[Stored dataset items]
** begin **
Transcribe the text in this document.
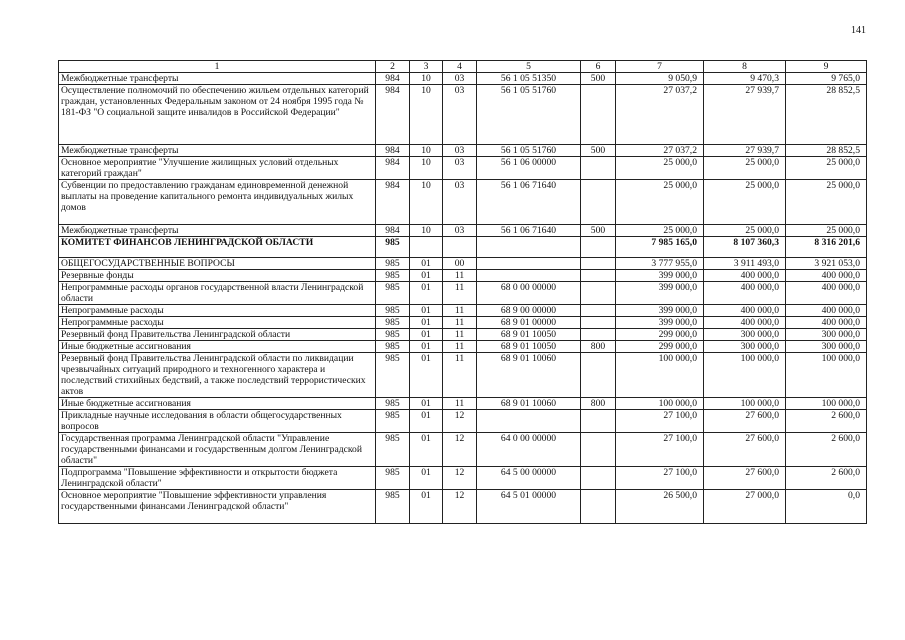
141
1	2	3	4	5	6	7	8	9
Межбюджетные трансферты	984	10	03	56 1 05 51350	500	9 050,9	9 470,3	9 765,0
Осуществление полномочий по обеспечению жильем отдельных категорий граждан, установленных Федеральным законом от 24 ноября 1995 года № 181-ФЗ "О социальной защите инвалидов в Российской Федерации"	984	10	03	56 1 05 51760		27 037,2	27 939,7	28 852,5
Межбюджетные трансферты	984	10	03	56 1 05 51760	500	27 037,2	27 939,7	28 852,5
Основное мероприятие "Улучшение жилищных условий отдельных категорий граждан"	984	10	03	56 1 06 00000		25 000,0	25 000,0	25 000,0
Субвенции по предоставлению гражданам единовременной денежной выплаты на проведение капитального ремонта индивидуальных жилых домов	984	10	03	56 1 06 71640		25 000,0	25 000,0	25 000,0
Межбюджетные трансферты	984	10	03	56 1 06 71640	500	25 000,0	25 000,0	25 000,0
КОМИТЕТ ФИНАНСОВ ЛЕНИНГРАДСКОЙ ОБЛАСТИ	985					7 985 165,0	8 107 360,3	8 316 201,6
ОБЩЕГОСУДАРСТВЕННЫЕ ВОПРОСЫ	985	01	00			3 777 955,0	3 911 493,0	3 921 053,0
Резервные фонды	985	01	11			399 000,0	400 000,0	400 000,0
Непрограммные расходы органов государственной власти Ленинградской области	985	01	11	68 0 00 00000		399 000,0	400 000,0	400 000,0
Непрограммные расходы	985	01	11	68 9 00 00000		399 000,0	400 000,0	400 000,0
Непрограммные расходы	985	01	11	68 9 01 00000		399 000,0	400 000,0	400 000,0
Резервный фонд Правительства Ленинградской области	985	01	11	68 9 01 10050		299 000,0	300 000,0	300 000,0
Иные бюджетные ассигнования	985	01	11	68 9 01 10050	800	299 000,0	300 000,0	300 000,0
Резервный фонд Правительства Ленинградской области по ликвидации чрезвычайных ситуаций природного и техногенного характера и последствий стихийных бедствий, а также последствий террористических актов	985	01	11	68 9 01 10060		100 000,0	100 000,0	100 000,0
Иные бюджетные ассигнования	985	01	11	68 9 01 10060	800	100 000,0	100 000,0	100 000,0
Прикладные научные исследования в области общегосударственных вопросов	985	01	12			27 100,0	27 600,0	2 600,0
Государственная программа Ленинградской области "Управление государственными финансами и государственным долгом Ленинградской области"	985	01	12	64 0 00 00000		27 100,0	27 600,0	2 600,0
Подпрограмма "Повышение эффективности и открытости бюджета Ленинградской области"	985	01	12	64 5 00 00000		27 100,0	27 600,0	2 600,0
Основное мероприятие "Повышение эффективности управления государственными финансами Ленинградской области"	985	01	12	64 5 01 00000		26 500,0	27 000,0	0,0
** end **
Work to do: Pictures in the records above are left out; print everything else exactly as written.

Answer:
Transcribe the text in this document.
141
1	2	3	4	5	6	7	8	9
Межбюджетные трансферты	984	10	03	56 1 05 51350	500	9 050,9	9 470,3	9 765,0
Осуществление полномочий по обеспечению жильем отдельных категорий граждан, установленных Федеральным законом от 24 ноября 1995 года № 181-ФЗ "О социальной защите инвалидов в Российской Федерации"	984	10	03	56 1 05 51760		27 037,2	27 939,7	28 852,5
Межбюджетные трансферты	984	10	03	56 1 05 51760	500	27 037,2	27 939,7	28 852,5
Основное мероприятие "Улучшение жилищных условий отдельных категорий граждан"	984	10	03	56 1 06 00000		25 000,0	25 000,0	25 000,0
Субвенции по предоставлению гражданам единовременной денежной выплаты на проведение капитального ремонта индивидуальных жилых домов	984	10	03	56 1 06 71640		25 000,0	25 000,0	25 000,0
Межбюджетные трансферты	984	10	03	56 1 06 71640	500	25 000,0	25 000,0	25 000,0
КОМИТЕТ ФИНАНСОВ ЛЕНИНГРАДСКОЙ ОБЛАСТИ	985					7 985 165,0	8 107 360,3	8 316 201,6
ОБЩЕГОСУДАРСТВЕННЫЕ ВОПРОСЫ	985	01	00			3 777 955,0	3 911 493,0	3 921 053,0
Резервные фонды	985	01	11			399 000,0	400 000,0	400 000,0
Непрограммные расходы органов государственной власти Ленинградской области	985	01	11	68 0 00 00000		399 000,0	400 000,0	400 000,0
Непрограммные расходы	985	01	11	68 9 00 00000		399 000,0	400 000,0	400 000,0
Непрограммные расходы	985	01	11	68 9 01 00000		399 000,0	400 000,0	400 000,0
Резервный фонд Правительства Ленинградской области	985	01	11	68 9 01 10050		299 000,0	300 000,0	300 000,0
Иные бюджетные ассигнования	985	01	11	68 9 01 10050	800	299 000,0	300 000,0	300 000,0
Резервный фонд Правительства Ленинградской области по ликвидации чрезвычайных ситуаций природного и техногенного характера и последствий стихийных бедствий, а также последствий террористических актов	985	01	11	68 9 01 10060		100 000,0	100 000,0	100 000,0
Иные бюджетные ассигнования	985	01	11	68 9 01 10060	800	100 000,0	100 000,0	100 000,0
Прикладные научные исследования в области общегосударственных вопросов	985	01	12			27 100,0	27 600,0	2 600,0
Государственная программа Ленинградской области "Управление государственными финансами и государственным долгом Ленинградской области"	985	01	12	64 0 00 00000		27 100,0	27 600,0	2 600,0
Подпрограмма "Повышение эффективности и открытости бюджета Ленинградской области"	985	01	12	64 5 00 00000		27 100,0	27 600,0	2 600,0
Основное мероприятие "Повышение эффективности управления государственными финансами Ленинградской области"	985	01	12	64 5 01 00000		26 500,0	27 000,0	0,0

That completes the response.